## Exercise prompt
State how many lines of the data contain the word "rented", and write nothing besides the number.
#####
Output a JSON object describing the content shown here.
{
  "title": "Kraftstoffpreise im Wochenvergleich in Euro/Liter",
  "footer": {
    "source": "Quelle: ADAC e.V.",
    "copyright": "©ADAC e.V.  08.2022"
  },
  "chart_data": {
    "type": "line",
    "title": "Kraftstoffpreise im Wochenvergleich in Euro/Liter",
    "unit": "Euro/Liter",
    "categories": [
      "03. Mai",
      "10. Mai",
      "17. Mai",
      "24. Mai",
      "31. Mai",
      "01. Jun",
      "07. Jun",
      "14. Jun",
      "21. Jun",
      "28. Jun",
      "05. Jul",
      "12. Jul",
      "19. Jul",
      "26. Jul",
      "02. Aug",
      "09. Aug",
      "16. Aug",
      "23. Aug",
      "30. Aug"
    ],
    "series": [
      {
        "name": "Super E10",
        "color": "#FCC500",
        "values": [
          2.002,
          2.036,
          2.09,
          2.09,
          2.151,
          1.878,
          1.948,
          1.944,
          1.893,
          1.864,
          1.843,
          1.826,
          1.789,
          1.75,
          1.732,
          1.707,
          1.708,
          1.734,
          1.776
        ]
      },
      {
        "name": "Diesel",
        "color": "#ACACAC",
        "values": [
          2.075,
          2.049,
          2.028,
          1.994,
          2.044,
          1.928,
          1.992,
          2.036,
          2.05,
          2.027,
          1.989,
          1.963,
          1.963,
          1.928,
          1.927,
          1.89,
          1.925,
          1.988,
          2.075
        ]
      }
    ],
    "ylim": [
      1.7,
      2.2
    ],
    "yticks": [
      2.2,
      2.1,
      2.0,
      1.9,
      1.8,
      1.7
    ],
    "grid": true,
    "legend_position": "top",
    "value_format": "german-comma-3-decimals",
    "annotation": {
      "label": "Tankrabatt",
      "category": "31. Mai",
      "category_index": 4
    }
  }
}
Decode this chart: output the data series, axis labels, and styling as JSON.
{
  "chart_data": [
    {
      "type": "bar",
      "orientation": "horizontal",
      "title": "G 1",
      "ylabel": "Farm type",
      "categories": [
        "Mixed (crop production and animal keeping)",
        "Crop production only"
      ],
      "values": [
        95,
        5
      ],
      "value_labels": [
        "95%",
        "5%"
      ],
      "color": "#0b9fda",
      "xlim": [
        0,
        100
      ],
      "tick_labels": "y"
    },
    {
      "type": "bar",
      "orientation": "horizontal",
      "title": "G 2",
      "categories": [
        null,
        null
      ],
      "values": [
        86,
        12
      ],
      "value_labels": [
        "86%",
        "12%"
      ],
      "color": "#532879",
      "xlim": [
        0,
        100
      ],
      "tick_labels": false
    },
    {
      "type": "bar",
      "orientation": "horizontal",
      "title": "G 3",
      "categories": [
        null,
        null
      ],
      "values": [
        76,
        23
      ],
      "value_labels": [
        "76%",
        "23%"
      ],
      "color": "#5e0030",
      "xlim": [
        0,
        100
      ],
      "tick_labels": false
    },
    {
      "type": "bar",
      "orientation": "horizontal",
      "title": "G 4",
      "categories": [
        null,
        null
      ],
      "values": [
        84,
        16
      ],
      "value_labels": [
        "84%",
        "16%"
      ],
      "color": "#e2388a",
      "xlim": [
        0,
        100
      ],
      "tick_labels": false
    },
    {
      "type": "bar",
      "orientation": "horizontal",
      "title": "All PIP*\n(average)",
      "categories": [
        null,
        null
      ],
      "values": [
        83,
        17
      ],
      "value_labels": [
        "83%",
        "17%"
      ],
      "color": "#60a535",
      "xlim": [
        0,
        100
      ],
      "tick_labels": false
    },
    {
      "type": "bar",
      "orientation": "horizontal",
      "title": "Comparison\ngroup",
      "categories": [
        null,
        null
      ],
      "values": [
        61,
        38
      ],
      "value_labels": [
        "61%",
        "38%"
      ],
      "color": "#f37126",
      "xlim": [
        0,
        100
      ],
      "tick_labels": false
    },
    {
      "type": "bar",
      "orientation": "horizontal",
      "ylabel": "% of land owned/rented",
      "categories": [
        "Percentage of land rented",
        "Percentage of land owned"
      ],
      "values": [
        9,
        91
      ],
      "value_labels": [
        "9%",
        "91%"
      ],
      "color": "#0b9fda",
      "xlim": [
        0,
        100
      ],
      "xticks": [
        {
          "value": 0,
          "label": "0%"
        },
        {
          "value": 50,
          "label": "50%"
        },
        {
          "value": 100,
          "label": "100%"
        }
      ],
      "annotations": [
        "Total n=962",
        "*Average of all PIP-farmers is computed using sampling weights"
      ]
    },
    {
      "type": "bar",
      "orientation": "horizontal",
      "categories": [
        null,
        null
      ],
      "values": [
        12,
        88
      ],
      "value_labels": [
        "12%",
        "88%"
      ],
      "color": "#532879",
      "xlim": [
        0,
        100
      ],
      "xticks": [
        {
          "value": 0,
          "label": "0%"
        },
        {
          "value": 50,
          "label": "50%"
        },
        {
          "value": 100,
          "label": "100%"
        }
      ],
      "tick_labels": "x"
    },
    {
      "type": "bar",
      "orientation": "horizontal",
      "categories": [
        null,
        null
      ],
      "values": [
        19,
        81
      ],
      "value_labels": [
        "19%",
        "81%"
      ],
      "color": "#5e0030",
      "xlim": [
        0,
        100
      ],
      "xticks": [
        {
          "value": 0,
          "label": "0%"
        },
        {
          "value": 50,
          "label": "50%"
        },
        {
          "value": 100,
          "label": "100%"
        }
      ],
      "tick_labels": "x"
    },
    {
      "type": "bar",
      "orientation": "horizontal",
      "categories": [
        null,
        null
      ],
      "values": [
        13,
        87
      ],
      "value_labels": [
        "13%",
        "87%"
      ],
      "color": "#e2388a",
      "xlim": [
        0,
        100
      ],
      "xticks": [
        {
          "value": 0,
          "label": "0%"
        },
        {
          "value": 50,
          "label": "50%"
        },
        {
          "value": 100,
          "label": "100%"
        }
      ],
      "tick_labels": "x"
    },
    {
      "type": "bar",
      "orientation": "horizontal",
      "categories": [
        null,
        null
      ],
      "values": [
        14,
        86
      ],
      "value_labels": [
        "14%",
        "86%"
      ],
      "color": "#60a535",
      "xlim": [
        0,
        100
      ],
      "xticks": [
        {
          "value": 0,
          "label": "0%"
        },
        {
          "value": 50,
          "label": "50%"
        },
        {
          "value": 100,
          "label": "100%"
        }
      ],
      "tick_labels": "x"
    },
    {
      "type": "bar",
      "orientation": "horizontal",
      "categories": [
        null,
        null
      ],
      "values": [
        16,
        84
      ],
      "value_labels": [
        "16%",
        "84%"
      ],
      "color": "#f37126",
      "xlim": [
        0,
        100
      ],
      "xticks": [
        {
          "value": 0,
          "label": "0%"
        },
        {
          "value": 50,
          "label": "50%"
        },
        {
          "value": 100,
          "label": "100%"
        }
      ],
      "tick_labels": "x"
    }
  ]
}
#####
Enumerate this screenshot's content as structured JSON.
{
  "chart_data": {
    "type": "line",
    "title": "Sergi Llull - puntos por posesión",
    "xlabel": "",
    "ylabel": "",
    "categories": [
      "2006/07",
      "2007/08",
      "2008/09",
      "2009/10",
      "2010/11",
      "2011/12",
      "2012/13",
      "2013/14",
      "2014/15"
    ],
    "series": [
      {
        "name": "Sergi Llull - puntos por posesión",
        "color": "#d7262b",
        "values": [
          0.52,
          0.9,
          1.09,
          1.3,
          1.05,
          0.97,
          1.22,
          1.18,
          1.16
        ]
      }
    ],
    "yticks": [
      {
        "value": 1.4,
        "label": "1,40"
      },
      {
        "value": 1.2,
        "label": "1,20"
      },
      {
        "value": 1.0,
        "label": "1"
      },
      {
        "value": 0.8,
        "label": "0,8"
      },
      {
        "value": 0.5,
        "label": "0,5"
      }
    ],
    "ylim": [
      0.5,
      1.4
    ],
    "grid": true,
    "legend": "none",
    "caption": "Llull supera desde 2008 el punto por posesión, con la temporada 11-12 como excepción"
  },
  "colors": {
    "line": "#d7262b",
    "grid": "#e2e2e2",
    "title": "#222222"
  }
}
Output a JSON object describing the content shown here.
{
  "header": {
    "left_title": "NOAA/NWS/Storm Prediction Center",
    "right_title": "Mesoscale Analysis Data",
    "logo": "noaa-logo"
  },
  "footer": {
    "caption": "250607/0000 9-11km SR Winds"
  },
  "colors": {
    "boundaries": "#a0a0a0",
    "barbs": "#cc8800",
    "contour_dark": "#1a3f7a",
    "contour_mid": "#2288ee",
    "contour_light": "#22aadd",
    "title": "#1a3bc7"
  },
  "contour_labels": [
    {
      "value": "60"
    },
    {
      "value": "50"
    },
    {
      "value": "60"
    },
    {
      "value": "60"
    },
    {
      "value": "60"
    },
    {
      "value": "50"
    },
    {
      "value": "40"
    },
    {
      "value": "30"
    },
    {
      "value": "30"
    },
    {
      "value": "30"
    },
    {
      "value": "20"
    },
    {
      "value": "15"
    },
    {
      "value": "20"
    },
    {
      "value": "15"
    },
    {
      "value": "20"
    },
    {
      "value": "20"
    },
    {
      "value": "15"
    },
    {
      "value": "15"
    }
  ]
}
#####
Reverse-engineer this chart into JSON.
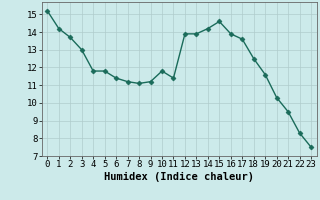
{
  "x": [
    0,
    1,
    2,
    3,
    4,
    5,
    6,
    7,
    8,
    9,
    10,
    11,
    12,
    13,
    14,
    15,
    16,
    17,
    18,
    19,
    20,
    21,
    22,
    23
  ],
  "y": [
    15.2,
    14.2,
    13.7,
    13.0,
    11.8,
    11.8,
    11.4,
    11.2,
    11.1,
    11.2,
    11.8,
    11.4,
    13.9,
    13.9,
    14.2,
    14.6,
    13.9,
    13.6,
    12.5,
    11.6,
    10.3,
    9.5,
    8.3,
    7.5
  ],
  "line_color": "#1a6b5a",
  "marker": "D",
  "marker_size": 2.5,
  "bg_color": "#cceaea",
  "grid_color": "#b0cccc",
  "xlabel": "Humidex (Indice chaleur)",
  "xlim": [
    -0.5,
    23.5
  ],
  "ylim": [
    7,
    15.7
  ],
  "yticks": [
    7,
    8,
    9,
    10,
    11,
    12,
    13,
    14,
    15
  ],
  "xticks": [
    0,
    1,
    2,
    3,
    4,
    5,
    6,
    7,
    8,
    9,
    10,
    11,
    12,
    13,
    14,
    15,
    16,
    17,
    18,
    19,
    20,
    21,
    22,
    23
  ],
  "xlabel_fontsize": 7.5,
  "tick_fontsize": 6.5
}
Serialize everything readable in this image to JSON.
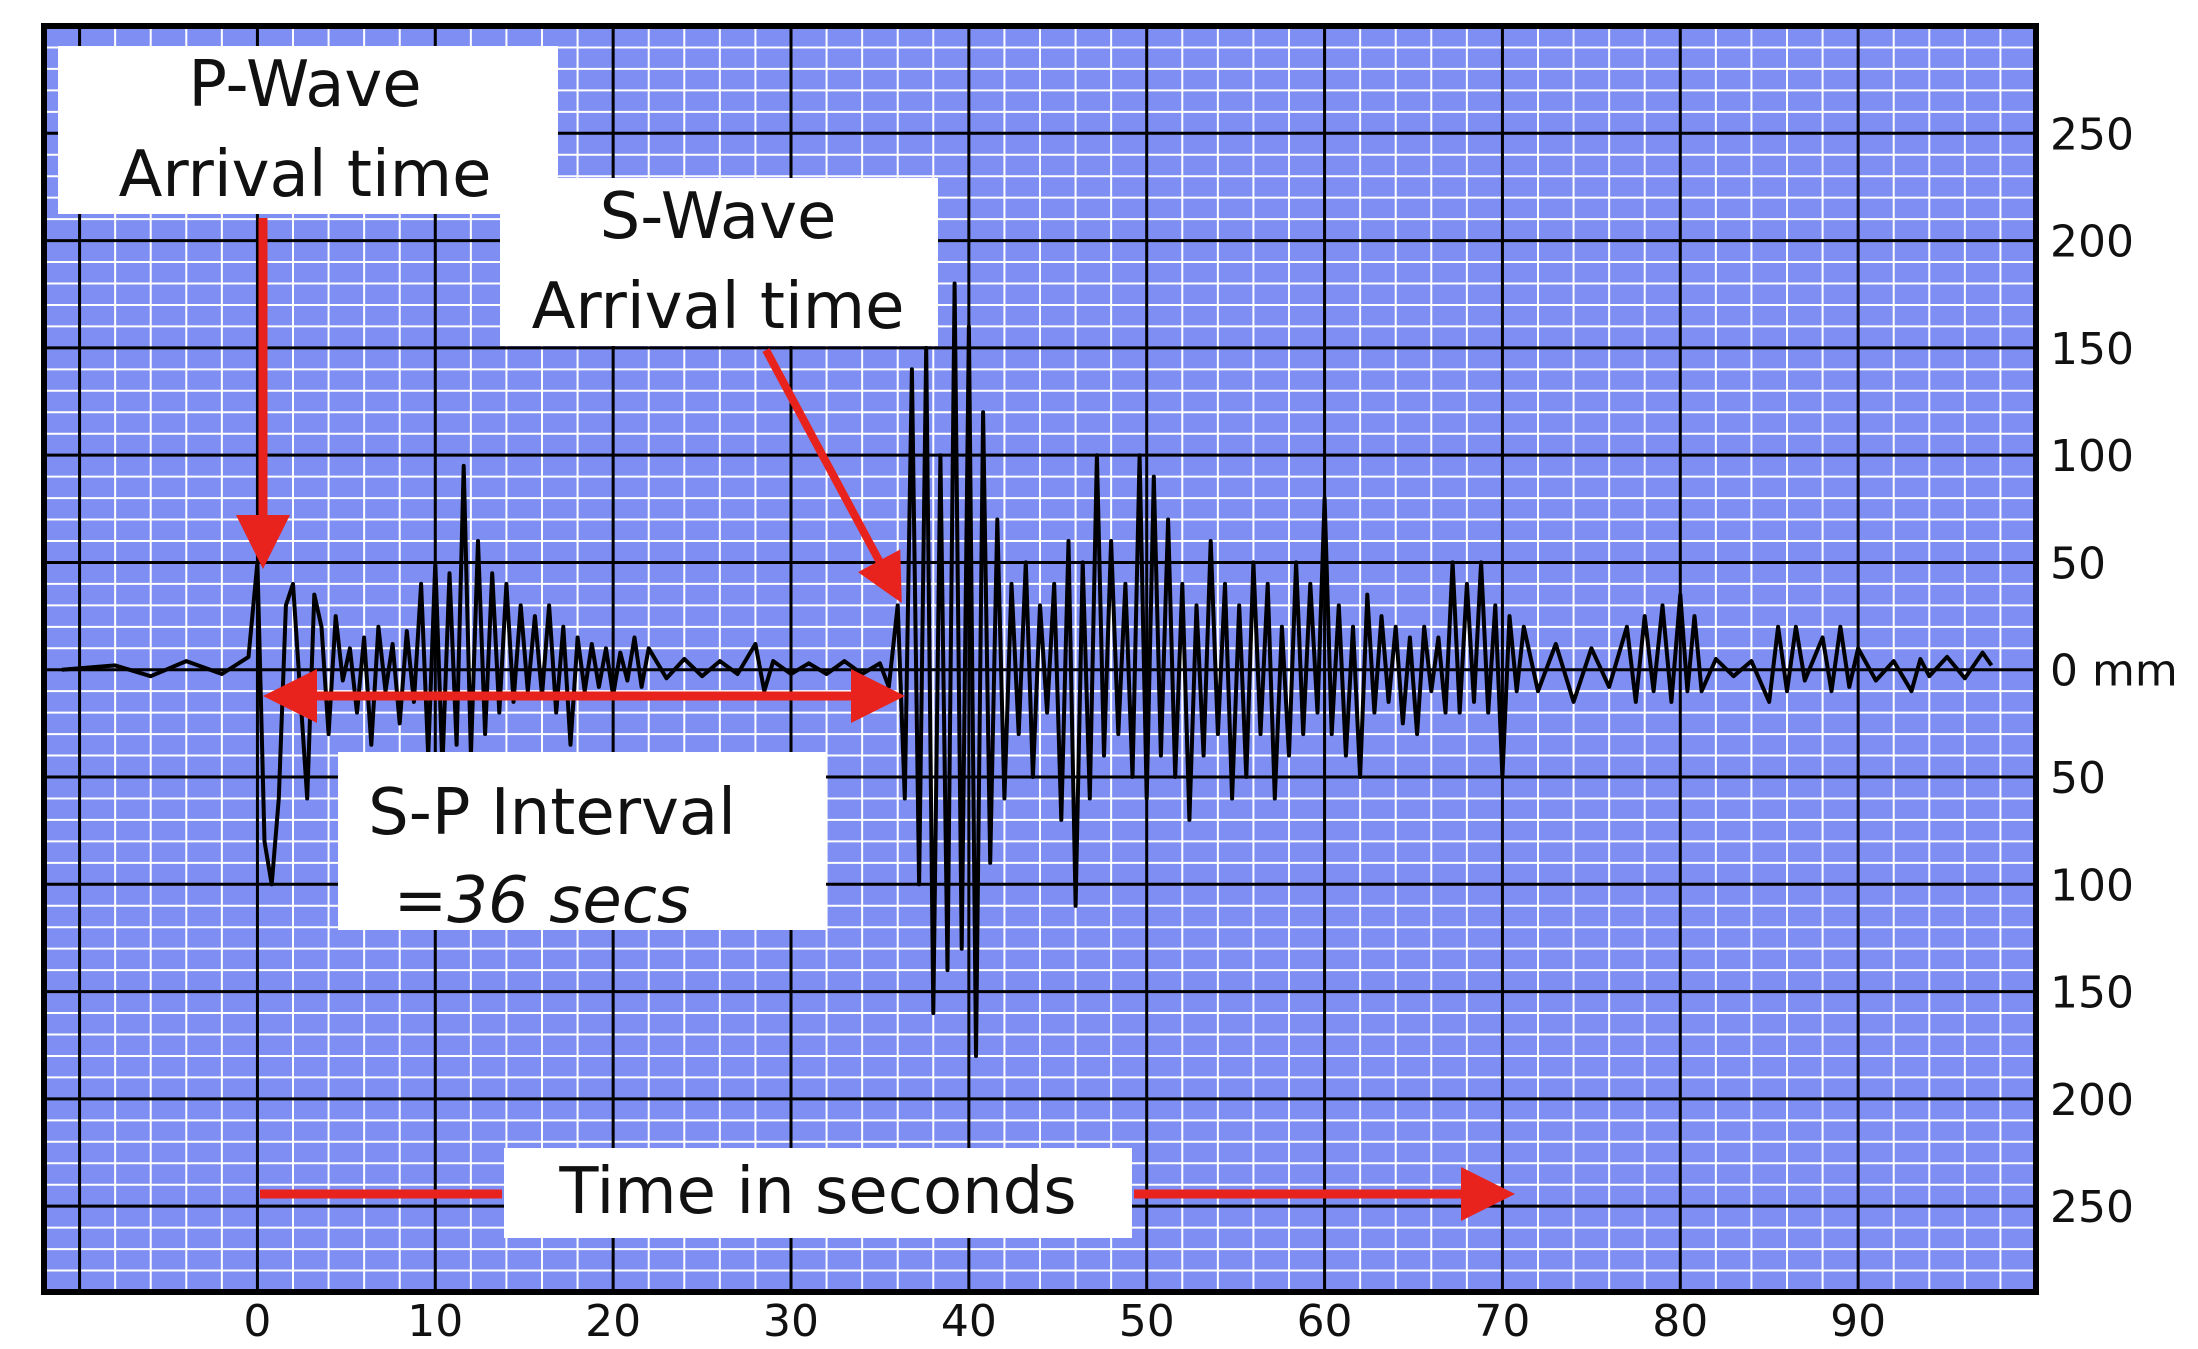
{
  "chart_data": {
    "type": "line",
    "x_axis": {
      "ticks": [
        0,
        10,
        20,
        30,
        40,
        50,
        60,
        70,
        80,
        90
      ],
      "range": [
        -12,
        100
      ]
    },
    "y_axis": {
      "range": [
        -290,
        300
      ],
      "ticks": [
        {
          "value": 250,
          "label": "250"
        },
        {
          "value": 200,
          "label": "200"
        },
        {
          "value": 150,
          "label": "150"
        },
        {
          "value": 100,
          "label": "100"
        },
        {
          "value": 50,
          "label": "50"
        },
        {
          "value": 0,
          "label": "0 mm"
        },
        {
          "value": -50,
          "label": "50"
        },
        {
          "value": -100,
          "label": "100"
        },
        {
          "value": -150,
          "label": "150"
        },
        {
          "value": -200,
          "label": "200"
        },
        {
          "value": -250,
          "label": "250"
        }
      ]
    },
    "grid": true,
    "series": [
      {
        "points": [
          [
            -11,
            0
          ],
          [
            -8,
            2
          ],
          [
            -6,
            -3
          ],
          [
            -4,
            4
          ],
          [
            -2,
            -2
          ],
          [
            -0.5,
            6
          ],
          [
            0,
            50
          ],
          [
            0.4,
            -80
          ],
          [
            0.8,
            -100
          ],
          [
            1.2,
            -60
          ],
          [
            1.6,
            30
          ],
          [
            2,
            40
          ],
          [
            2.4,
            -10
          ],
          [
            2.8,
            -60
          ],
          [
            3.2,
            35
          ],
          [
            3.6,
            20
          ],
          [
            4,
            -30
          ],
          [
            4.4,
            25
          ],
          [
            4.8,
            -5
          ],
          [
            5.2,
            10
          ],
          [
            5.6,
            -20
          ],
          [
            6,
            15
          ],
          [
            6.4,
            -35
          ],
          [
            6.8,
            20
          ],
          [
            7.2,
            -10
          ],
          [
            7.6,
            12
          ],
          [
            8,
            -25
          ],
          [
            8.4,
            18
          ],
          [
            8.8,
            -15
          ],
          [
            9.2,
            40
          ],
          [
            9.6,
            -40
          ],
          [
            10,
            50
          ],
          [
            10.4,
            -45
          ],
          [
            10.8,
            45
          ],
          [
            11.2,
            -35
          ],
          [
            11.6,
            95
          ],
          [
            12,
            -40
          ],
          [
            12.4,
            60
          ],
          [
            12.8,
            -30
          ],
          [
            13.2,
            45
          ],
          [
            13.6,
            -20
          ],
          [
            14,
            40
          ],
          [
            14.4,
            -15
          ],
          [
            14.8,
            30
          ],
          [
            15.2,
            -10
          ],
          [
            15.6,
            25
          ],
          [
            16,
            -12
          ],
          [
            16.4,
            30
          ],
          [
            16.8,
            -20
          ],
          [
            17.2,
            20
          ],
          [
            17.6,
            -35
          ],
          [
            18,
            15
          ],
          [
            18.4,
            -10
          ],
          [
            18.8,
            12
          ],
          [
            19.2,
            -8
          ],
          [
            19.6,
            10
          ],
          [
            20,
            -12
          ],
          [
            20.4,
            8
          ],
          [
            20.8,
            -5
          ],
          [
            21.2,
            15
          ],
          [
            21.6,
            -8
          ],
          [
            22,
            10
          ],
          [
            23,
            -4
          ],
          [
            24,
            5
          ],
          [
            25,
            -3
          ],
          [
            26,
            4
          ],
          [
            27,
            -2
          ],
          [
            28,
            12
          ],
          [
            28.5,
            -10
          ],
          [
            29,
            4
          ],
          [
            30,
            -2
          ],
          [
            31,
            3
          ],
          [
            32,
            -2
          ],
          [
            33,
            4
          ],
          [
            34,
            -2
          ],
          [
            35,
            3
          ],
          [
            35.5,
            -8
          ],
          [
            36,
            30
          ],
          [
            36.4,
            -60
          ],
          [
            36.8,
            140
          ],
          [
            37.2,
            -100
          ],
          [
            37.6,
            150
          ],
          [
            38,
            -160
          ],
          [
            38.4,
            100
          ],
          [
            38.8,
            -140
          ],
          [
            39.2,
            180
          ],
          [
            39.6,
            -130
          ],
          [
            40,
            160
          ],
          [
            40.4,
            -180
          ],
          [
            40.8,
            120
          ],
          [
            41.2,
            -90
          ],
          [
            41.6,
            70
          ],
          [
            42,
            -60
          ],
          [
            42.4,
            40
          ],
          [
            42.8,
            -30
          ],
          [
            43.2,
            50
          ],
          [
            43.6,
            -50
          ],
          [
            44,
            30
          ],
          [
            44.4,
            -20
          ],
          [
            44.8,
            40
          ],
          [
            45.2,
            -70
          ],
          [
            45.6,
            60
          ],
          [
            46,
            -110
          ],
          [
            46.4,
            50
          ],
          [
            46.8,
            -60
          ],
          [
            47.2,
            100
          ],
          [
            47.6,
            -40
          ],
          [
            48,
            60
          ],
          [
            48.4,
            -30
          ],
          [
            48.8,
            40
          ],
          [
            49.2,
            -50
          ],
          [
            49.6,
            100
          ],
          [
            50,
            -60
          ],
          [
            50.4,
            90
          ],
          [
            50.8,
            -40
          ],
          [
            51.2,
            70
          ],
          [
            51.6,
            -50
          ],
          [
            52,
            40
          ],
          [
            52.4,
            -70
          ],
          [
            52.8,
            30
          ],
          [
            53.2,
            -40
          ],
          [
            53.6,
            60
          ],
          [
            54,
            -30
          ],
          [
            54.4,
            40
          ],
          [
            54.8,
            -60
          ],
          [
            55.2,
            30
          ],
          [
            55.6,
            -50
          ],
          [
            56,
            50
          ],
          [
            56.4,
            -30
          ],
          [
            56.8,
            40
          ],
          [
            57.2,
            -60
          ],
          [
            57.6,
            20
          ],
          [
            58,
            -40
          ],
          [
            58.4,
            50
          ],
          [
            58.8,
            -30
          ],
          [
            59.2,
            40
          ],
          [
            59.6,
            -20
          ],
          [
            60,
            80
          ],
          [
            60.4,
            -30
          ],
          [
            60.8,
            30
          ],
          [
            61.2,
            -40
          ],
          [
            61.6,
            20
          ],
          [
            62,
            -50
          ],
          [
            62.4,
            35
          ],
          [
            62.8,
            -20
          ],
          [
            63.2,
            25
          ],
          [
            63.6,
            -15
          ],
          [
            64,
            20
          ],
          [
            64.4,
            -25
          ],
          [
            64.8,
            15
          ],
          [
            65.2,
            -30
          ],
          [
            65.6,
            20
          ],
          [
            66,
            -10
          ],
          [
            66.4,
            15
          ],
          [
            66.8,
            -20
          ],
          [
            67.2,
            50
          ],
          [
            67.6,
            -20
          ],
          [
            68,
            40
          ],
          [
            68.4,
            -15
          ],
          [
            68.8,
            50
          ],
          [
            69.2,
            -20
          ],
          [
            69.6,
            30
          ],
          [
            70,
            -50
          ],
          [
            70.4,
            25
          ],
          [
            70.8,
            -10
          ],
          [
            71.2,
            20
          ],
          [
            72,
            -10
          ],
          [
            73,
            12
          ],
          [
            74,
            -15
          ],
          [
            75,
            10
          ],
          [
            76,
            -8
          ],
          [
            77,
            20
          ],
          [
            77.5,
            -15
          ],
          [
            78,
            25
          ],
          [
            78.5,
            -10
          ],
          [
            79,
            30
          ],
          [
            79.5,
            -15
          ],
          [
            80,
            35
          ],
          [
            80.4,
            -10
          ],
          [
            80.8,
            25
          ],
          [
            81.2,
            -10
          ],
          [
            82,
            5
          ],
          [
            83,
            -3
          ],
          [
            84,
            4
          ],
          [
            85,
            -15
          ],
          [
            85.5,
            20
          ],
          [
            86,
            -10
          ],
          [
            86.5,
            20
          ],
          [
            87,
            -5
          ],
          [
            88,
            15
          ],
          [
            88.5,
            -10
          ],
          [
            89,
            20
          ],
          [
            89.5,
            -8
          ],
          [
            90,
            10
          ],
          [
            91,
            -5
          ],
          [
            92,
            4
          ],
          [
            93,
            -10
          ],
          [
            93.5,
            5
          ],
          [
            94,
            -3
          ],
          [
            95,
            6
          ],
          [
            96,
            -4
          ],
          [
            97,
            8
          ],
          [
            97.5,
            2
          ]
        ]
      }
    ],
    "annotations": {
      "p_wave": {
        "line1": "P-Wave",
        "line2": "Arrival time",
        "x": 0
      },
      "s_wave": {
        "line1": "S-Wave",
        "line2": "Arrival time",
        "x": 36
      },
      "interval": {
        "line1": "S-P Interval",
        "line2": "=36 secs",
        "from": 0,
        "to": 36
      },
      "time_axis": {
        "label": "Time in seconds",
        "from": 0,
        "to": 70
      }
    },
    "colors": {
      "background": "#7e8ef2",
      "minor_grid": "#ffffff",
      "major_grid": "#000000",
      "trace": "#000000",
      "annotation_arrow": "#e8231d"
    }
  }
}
#####
## Output for this exercise
2